(Extracted data entries)
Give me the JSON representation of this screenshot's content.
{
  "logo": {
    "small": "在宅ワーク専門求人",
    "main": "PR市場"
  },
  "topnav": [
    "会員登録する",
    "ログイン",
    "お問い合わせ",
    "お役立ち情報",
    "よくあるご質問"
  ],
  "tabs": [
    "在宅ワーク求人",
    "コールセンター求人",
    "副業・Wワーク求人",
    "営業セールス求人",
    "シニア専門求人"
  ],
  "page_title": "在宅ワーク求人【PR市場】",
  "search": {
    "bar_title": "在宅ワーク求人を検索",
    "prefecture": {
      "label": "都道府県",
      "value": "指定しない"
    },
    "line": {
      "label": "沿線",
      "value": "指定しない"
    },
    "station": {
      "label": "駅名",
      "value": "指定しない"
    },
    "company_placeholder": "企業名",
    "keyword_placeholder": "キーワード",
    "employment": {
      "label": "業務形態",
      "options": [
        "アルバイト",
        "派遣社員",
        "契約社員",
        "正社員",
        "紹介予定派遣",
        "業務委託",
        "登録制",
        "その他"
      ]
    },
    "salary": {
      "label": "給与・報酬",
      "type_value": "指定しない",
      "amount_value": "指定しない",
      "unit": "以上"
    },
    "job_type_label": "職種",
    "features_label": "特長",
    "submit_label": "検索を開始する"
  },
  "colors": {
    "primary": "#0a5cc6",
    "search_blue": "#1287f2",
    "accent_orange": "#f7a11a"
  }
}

- [WRITTEN PROBLEM]:
Retype the entries exactly, including every line.

- [REPLY TO THE TASK]:
Give me the JSON representation of this screenshot's content.
{
  "logo": {
    "small": "在宅ワーク専門求人",
    "main": "PR市場"
  },
  "topnav": [
    "会員登録する",
    "ログイン",
    "お問い合わせ",
    "お役立ち情報",
    "よくあるご質問"
  ],
  "tabs": [
    "在宅ワーク求人",
    "コールセンター求人",
    "副業・Wワーク求人",
    "営業セールス求人",
    "シニア専門求人"
  ],
  "page_title": "在宅ワーク求人【PR市場】",
  "search": {
    "bar_title": "在宅ワーク求人を検索",
    "prefecture": {
      "label": "都道府県",
      "value": "指定しない"
    },
    "line": {
      "label": "沿線",
      "value": "指定しない"
    },
    "station": {
      "label": "駅名",
      "value": "指定しない"
    },
    "company_placeholder": "企業名",
    "keyword_placeholder": "キーワード",
    "employment": {
      "label": "業務形態",
      "options": [
        "アルバイト",
        "派遣社員",
        "契約社員",
        "正社員",
        "紹介予定派遣",
        "業務委託",
        "登録制",
        "その他"
      ]
    },
    "salary": {
      "label": "給与・報酬",
      "type_value": "指定しない",
      "amount_value": "指定しない",
      "unit": "以上"
    },
    "job_type_label": "職種",
    "features_label": "特長",
    "submit_label": "検索を開始する"
  },
  "colors": {
    "primary": "#0a5cc6",
    "search_blue": "#1287f2",
    "accent_orange": "#f7a11a"
  }
}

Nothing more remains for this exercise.